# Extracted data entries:
○ ○ ○

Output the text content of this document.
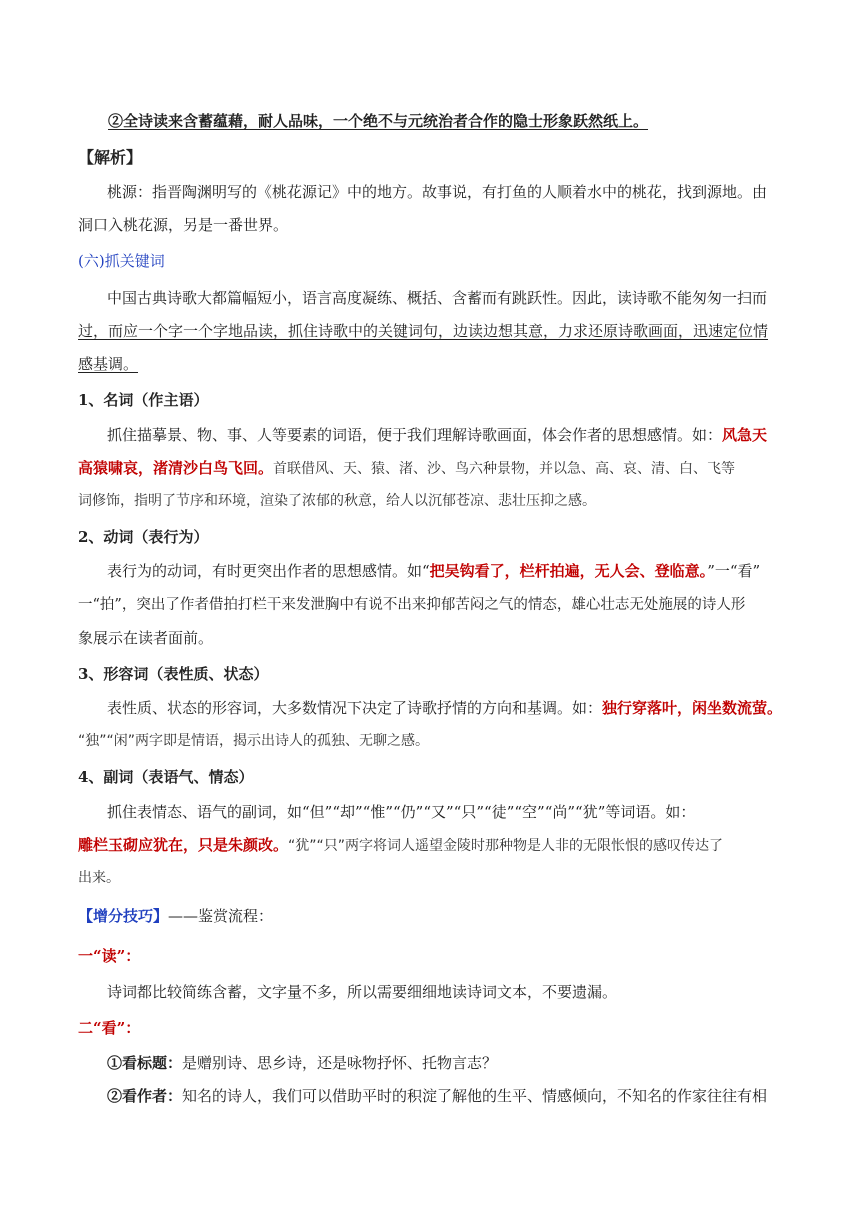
②全诗读来含蓄蕴藉，耐人品味，一个绝不与元统治者合作的隐士形象跃然纸上。
【解析】
桃源：指晋陶渊明写的《桃花源记》中的地方。故事说，有打鱼的人顺着水中的桃花，找到源地。由
洞口入桃花源，另是一番世界。
(六)抓关键词
中国古典诗歌大都篇幅短小，语言高度凝练、概括、含蓄而有跳跃性。因此，读诗歌不能匆匆一扫而
过，而应一个字一个字地品读，抓住诗歌中的关键词句，边读边想其意，力求还原诗歌画面，迅速定位情
感基调。
1、名词（作主语）
抓住描摹景、物、事、人等要素的词语，便于我们理解诗歌画面，体会作者的思想感情。如：风急天
高猿啸哀，渚清沙白鸟飞回。首联借风、天、猿、渚、沙、鸟六种景物，并以急、高、哀、清、白、飞等
词修饰，指明了节序和环境，渲染了浓郁的秋意，给人以沉郁苍凉、悲壮压抑之感。
2、动词（表行为）
表行为的动词，有时更突出作者的思想感情。如“把吴钩看了，栏杆拍遍，无人会、登临意。”一“看”
一“拍”，突出了作者借拍打栏干来发泄胸中有说不出来抑郁苦闷之气的情态，雄心壮志无处施展的诗人形
象展示在读者面前。
3、形容词（表性质、状态）
表性质、状态的形容词，大多数情况下决定了诗歌抒情的方向和基调。如：独行穿落叶，闲坐数流萤。
“独”“闲”两字即是情语，揭示出诗人的孤独、无聊之感。
4、副词（表语气、情态）
抓住表情态、语气的副词，如“但”“却”“惟”“仍”“又”“只”“徒”“空”“尚”“犹”等词语。如：
雕栏玉砌应犹在，只是朱颜改。“犹”“只”两字将词人遥望金陵时那种物是人非的无限怅恨的感叹传达了
出来。
【增分技巧】——鉴赏流程：
一“读”：
诗词都比较简练含蓄，文字量不多，所以需要细细地读诗词文本，不要遗漏。
二“看”：
①看标题：是赠别诗、思乡诗，还是咏物抒怀、托物言志？
②看作者：知名的诗人，我们可以借助平时的积淀了解他的生平、情感倾向，不知名的作家往往有相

○ ○ ○

# Problem description:
Strip out the pictures and quote the remaining data word for word.

# Exercise response:
Output the text content of this document.
②全诗读来含蓄蕴藉，耐人品味，一个绝不与元统治者合作的隐士形象跃然纸上。
【解析】
桃源：指晋陶渊明写的《桃花源记》中的地方。故事说，有打鱼的人顺着水中的桃花，找到源地。由
洞口入桃花源，另是一番世界。
(六)抓关键词
中国古典诗歌大都篇幅短小，语言高度凝练、概括、含蓄而有跳跃性。因此，读诗歌不能匆匆一扫而
过，而应一个字一个字地品读，抓住诗歌中的关键词句，边读边想其意，力求还原诗歌画面，迅速定位情
感基调。
1、名词（作主语）
抓住描摹景、物、事、人等要素的词语，便于我们理解诗歌画面，体会作者的思想感情。如：风急天
高猿啸哀，渚清沙白鸟飞回。首联借风、天、猿、渚、沙、鸟六种景物，并以急、高、哀、清、白、飞等
词修饰，指明了节序和环境，渲染了浓郁的秋意，给人以沉郁苍凉、悲壮压抑之感。
2、动词（表行为）
表行为的动词，有时更突出作者的思想感情。如“把吴钩看了，栏杆拍遍，无人会、登临意。”一“看”
一“拍”，突出了作者借拍打栏干来发泄胸中有说不出来抑郁苦闷之气的情态，雄心壮志无处施展的诗人形
象展示在读者面前。
3、形容词（表性质、状态）
表性质、状态的形容词，大多数情况下决定了诗歌抒情的方向和基调。如：独行穿落叶，闲坐数流萤。
“独”“闲”两字即是情语，揭示出诗人的孤独、无聊之感。
4、副词（表语气、情态）
抓住表情态、语气的副词，如“但”“却”“惟”“仍”“又”“只”“徒”“空”“尚”“犹”等词语。如：
雕栏玉砌应犹在，只是朱颜改。“犹”“只”两字将词人遥望金陵时那种物是人非的无限怅恨的感叹传达了
出来。
【增分技巧】——鉴赏流程：
一“读”：
诗词都比较简练含蓄，文字量不多，所以需要细细地读诗词文本，不要遗漏。
二“看”：
①看标题：是赠别诗、思乡诗，还是咏物抒怀、托物言志？
②看作者：知名的诗人，我们可以借助平时的积淀了解他的生平、情感倾向，不知名的作家往往有相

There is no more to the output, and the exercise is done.